# [Given information]

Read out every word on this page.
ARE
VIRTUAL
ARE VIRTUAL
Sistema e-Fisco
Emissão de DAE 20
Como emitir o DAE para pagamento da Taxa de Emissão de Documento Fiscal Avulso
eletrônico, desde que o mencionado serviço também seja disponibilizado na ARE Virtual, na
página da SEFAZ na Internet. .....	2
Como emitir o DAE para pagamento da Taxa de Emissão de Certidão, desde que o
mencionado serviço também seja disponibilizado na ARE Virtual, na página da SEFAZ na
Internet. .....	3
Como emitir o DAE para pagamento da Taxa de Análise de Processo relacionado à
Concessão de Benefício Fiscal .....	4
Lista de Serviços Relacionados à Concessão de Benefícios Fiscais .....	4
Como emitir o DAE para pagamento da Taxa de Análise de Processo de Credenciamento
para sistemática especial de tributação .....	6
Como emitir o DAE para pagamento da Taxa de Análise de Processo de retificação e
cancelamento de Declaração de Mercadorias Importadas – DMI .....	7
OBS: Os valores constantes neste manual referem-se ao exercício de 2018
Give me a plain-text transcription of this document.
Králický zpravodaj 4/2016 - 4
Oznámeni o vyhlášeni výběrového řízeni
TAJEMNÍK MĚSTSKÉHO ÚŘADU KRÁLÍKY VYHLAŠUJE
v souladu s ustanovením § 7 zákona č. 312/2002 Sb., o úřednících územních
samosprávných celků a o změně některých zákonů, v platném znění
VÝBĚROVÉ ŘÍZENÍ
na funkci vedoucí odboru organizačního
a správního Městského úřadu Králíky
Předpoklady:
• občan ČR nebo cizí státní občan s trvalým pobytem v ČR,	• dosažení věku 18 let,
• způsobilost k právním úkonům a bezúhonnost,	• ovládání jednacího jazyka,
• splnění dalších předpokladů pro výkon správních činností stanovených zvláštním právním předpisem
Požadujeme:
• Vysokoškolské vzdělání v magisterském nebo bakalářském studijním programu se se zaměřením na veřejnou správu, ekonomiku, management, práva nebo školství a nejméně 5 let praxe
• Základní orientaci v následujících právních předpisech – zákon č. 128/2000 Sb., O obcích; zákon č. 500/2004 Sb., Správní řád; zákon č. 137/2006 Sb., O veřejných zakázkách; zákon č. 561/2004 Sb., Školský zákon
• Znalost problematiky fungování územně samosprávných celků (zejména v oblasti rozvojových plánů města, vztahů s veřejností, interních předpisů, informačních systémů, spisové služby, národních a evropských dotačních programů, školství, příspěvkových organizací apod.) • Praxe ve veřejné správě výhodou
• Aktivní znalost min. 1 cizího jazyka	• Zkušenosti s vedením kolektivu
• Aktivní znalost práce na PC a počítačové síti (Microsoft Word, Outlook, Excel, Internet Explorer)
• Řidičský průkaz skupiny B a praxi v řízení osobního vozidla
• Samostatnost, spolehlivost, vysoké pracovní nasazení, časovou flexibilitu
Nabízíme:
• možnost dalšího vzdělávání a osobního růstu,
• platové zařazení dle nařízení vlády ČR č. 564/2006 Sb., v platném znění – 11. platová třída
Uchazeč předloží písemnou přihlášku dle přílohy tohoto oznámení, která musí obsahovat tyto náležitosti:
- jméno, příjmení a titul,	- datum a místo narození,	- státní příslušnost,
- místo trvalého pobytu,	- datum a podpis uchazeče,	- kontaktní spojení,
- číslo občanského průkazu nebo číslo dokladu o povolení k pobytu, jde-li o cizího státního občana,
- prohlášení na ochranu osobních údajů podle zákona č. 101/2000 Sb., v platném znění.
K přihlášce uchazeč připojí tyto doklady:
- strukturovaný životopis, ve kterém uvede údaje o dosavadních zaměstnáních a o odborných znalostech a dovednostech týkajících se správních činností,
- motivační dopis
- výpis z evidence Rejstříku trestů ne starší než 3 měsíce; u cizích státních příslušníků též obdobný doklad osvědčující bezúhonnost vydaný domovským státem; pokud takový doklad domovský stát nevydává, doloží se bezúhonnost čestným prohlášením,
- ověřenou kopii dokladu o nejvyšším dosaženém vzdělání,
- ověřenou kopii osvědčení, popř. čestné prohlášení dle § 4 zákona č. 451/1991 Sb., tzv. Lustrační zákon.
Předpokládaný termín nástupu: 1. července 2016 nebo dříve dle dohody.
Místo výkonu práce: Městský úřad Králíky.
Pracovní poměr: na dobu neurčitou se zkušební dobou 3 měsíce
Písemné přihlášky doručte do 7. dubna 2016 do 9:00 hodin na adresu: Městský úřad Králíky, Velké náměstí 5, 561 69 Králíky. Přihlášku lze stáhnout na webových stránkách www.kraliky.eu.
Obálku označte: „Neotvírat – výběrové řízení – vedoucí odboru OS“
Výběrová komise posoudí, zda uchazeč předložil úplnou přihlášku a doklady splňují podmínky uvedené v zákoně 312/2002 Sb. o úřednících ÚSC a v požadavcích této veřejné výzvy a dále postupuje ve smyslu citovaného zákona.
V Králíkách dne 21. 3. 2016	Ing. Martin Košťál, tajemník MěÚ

# [Work to complete]
What count of lines in the listing contain the word "odboru"? Reply with the number only.

# [Exercise answer]
2